Task instructions: In the records, rename "photo-detail" to "image-detail" from the line with "x-tick-label: 8: [818, 538, 829, 563]" up to and including the line with "x-tick-label: 2: [259, 538, 270, 563]". Return only those lines, with everything else unchanged.

Source records:

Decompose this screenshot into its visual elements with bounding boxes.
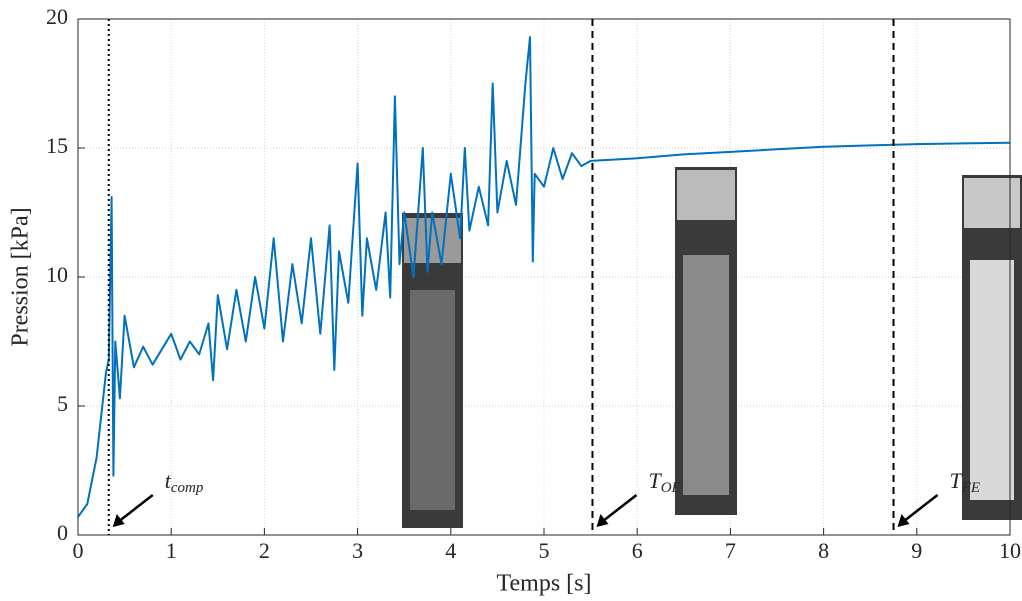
x-tick-label: 8: [818, 538, 829, 563]
x-tick-label: 1: [166, 538, 177, 563]
x-tick-label: 10: [999, 538, 1021, 563]
x-tick-label: 4: [445, 538, 456, 563]
y-axis-title: Pression [kPa]: [8, 207, 34, 346]
event-arrowhead: [897, 514, 910, 527]
event-label: TFE: [950, 468, 981, 496]
event-label-sub: OE: [661, 480, 681, 496]
event-label-sub: comp: [171, 480, 204, 496]
photo-detail: [964, 178, 1020, 228]
photo-detail: [683, 255, 729, 495]
y-tick-label: 20: [46, 4, 68, 29]
photo-detail: [404, 218, 461, 263]
event-label-base: T: [950, 468, 964, 493]
x-axis-title: Temps [s]: [497, 571, 592, 597]
photo-detail: [970, 260, 1014, 500]
event-arrow: [900, 494, 939, 524]
y-tick-label: 0: [57, 520, 68, 545]
x-tick-label: 5: [539, 538, 550, 563]
x-tick-label: 2: [259, 538, 270, 563]
x-tick-label: 6: [632, 538, 643, 563]
x-tick-label: 7: [725, 538, 736, 563]
x-tick-label: 0: [73, 538, 84, 563]
y-tick-label: 10: [46, 262, 68, 287]
photo-detail: [410, 290, 455, 510]
event-label: tcomp: [165, 468, 204, 496]
event-label-base: T: [648, 468, 662, 493]
event-arrowhead: [596, 514, 609, 527]
photo-detail: [677, 170, 735, 220]
event-label-sub: FE: [961, 480, 980, 496]
photos: [402, 167, 1022, 528]
data-line: [77, 36, 1011, 518]
x-tick-label: 9: [911, 538, 922, 563]
x-tick-label: 3: [352, 538, 363, 563]
event-label-base: t: [165, 468, 172, 493]
plot-frame: [77, 18, 1011, 536]
event-label: TOE: [648, 468, 680, 496]
y-tick-label: 15: [46, 133, 68, 158]
event-arrowhead: [112, 514, 125, 527]
grid: [77, 18, 1011, 536]
event-arrow: [599, 494, 638, 524]
event-arrow: [115, 494, 154, 524]
y-tick-label: 5: [57, 391, 68, 416]
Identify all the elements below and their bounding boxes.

Task answer:
x-tick-label: 8: [818, 538, 829, 563]
x-tick-label: 1: [166, 538, 177, 563]
x-tick-label: 10: [999, 538, 1021, 563]
x-tick-label: 4: [445, 538, 456, 563]
y-axis-title: Pression [kPa]: [8, 207, 34, 346]
event-arrowhead: [897, 514, 910, 527]
event-label: TFE: [950, 468, 981, 496]
event-label-sub: OE: [661, 480, 681, 496]
event-label-sub: comp: [171, 480, 204, 496]
image-detail: [964, 178, 1020, 228]
image-detail: [683, 255, 729, 495]
y-tick-label: 20: [46, 4, 68, 29]
image-detail: [404, 218, 461, 263]
event-label-base: T: [950, 468, 964, 493]
x-axis-title: Temps [s]: [497, 571, 592, 597]
image-detail: [970, 260, 1014, 500]
event-arrow: [900, 494, 939, 524]
y-tick-label: 0: [57, 520, 68, 545]
x-tick-label: 5: [539, 538, 550, 563]
x-tick-label: 2: [259, 538, 270, 563]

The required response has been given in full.